Information shown -
● ● ● ● ●

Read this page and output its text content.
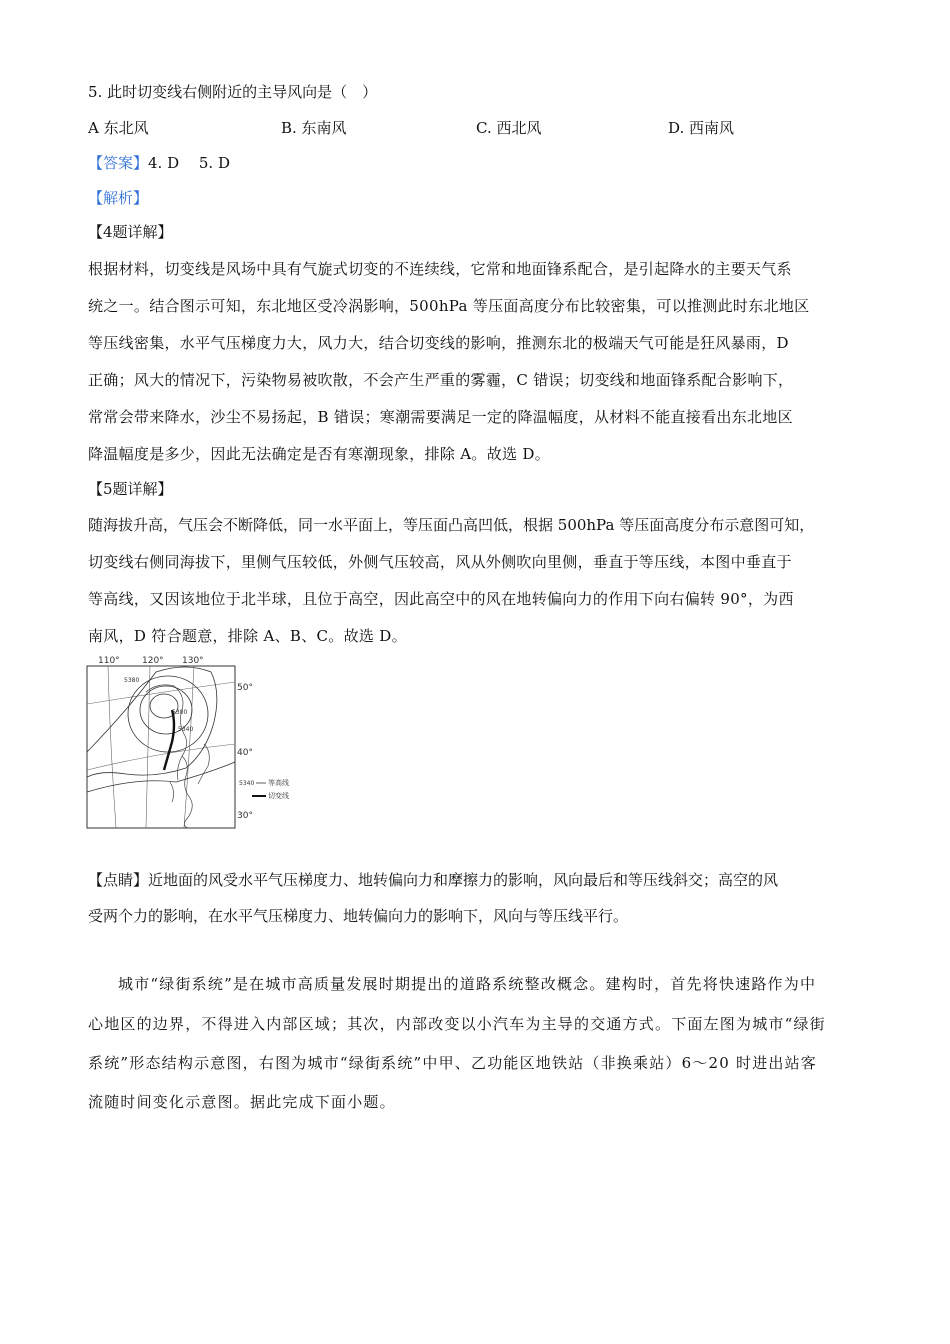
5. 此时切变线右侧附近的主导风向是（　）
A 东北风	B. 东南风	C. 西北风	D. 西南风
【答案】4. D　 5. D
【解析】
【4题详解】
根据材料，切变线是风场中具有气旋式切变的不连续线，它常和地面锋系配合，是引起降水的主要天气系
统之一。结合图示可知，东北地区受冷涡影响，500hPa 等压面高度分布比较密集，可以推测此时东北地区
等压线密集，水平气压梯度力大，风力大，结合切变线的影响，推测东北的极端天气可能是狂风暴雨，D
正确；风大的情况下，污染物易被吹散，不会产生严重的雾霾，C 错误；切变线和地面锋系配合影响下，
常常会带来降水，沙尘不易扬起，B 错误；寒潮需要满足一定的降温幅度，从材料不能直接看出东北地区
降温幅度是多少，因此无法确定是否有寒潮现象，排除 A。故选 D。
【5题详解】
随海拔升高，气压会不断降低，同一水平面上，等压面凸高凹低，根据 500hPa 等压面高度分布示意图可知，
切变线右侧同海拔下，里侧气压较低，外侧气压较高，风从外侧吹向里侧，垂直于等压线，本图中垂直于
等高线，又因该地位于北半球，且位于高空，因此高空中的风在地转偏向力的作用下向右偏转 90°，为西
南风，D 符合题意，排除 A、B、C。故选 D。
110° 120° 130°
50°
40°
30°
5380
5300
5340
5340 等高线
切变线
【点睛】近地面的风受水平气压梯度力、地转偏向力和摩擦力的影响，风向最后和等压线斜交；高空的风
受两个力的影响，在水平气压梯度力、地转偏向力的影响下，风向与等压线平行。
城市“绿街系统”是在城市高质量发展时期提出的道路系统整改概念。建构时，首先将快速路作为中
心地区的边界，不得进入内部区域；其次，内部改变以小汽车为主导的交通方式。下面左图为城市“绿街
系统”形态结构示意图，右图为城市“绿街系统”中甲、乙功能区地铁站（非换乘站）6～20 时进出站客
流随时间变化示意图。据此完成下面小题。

● ● ● ● ●

What the exercise asks -
Without the pictures, return the entries exactly as they appear.

Written response -
Read this page and output its text content.
5. 此时切变线右侧附近的主导风向是（　）
A 东北风	B. 东南风	C. 西北风	D. 西南风
【答案】4. D　 5. D
【解析】
【4题详解】
根据材料，切变线是风场中具有气旋式切变的不连续线，它常和地面锋系配合，是引起降水的主要天气系
统之一。结合图示可知，东北地区受冷涡影响，500hPa 等压面高度分布比较密集，可以推测此时东北地区
等压线密集，水平气压梯度力大，风力大，结合切变线的影响，推测东北的极端天气可能是狂风暴雨，D
正确；风大的情况下，污染物易被吹散，不会产生严重的雾霾，C 错误；切变线和地面锋系配合影响下，
常常会带来降水，沙尘不易扬起，B 错误；寒潮需要满足一定的降温幅度，从材料不能直接看出东北地区
降温幅度是多少，因此无法确定是否有寒潮现象，排除 A。故选 D。
【5题详解】
随海拔升高，气压会不断降低，同一水平面上，等压面凸高凹低，根据 500hPa 等压面高度分布示意图可知，
切变线右侧同海拔下，里侧气压较低，外侧气压较高，风从外侧吹向里侧，垂直于等压线，本图中垂直于
等高线，又因该地位于北半球，且位于高空，因此高空中的风在地转偏向力的作用下向右偏转 90°，为西
南风，D 符合题意，排除 A、B、C。故选 D。
110° 120° 130°
50°
40°
30°
5380
5300
5340
5340 等高线
切变线
【点睛】近地面的风受水平气压梯度力、地转偏向力和摩擦力的影响，风向最后和等压线斜交；高空的风
受两个力的影响，在水平气压梯度力、地转偏向力的影响下，风向与等压线平行。
城市“绿街系统”是在城市高质量发展时期提出的道路系统整改概念。建构时，首先将快速路作为中
心地区的边界，不得进入内部区域；其次，内部改变以小汽车为主导的交通方式。下面左图为城市“绿街
系统”形态结构示意图，右图为城市“绿街系统”中甲、乙功能区地铁站（非换乘站）6～20 时进出站客
流随时间变化示意图。据此完成下面小题。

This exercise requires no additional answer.